[start SUPPLIED MATERIAL]

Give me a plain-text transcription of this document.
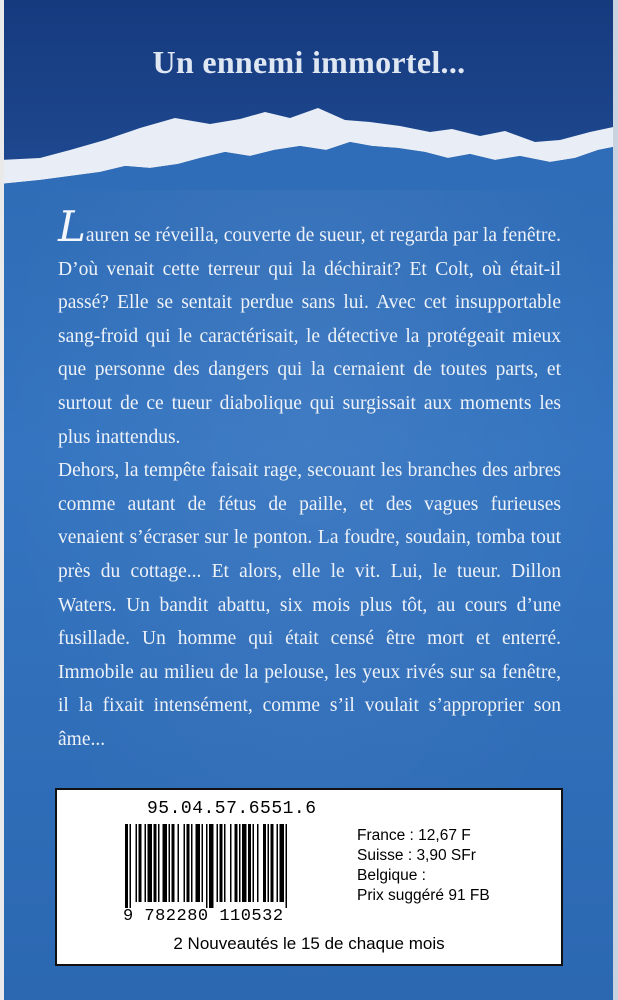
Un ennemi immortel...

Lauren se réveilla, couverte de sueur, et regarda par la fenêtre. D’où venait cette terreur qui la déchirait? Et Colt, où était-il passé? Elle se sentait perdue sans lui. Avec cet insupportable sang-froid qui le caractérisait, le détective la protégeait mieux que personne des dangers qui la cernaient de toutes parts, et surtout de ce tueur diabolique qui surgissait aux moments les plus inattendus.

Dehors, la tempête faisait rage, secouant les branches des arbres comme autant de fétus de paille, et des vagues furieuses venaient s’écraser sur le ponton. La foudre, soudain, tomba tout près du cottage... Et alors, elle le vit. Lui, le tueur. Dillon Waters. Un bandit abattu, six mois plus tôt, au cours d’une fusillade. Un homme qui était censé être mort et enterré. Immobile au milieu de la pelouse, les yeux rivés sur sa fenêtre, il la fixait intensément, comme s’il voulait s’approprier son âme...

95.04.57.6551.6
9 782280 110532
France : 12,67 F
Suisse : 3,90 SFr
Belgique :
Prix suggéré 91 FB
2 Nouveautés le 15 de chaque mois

[end SUPPLIED MATERIAL]
[start SUPPLIED MATERIAL]

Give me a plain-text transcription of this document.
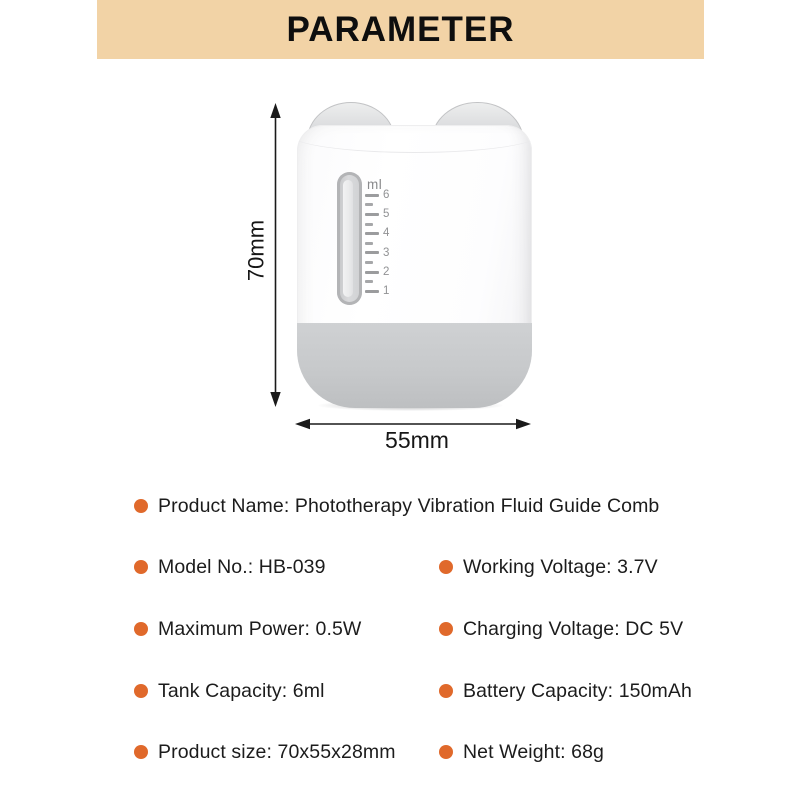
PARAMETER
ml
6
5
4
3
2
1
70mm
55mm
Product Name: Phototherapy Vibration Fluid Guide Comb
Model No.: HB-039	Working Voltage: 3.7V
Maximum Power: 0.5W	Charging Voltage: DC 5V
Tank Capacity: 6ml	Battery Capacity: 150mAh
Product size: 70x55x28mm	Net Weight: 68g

[end SUPPLIED MATERIAL]

Select, from the listing, all lines that include the word "Voltage".

Model No.: HB-039	Working Voltage: 3.7V
Maximum Power: 0.5W	Charging Voltage: DC 5V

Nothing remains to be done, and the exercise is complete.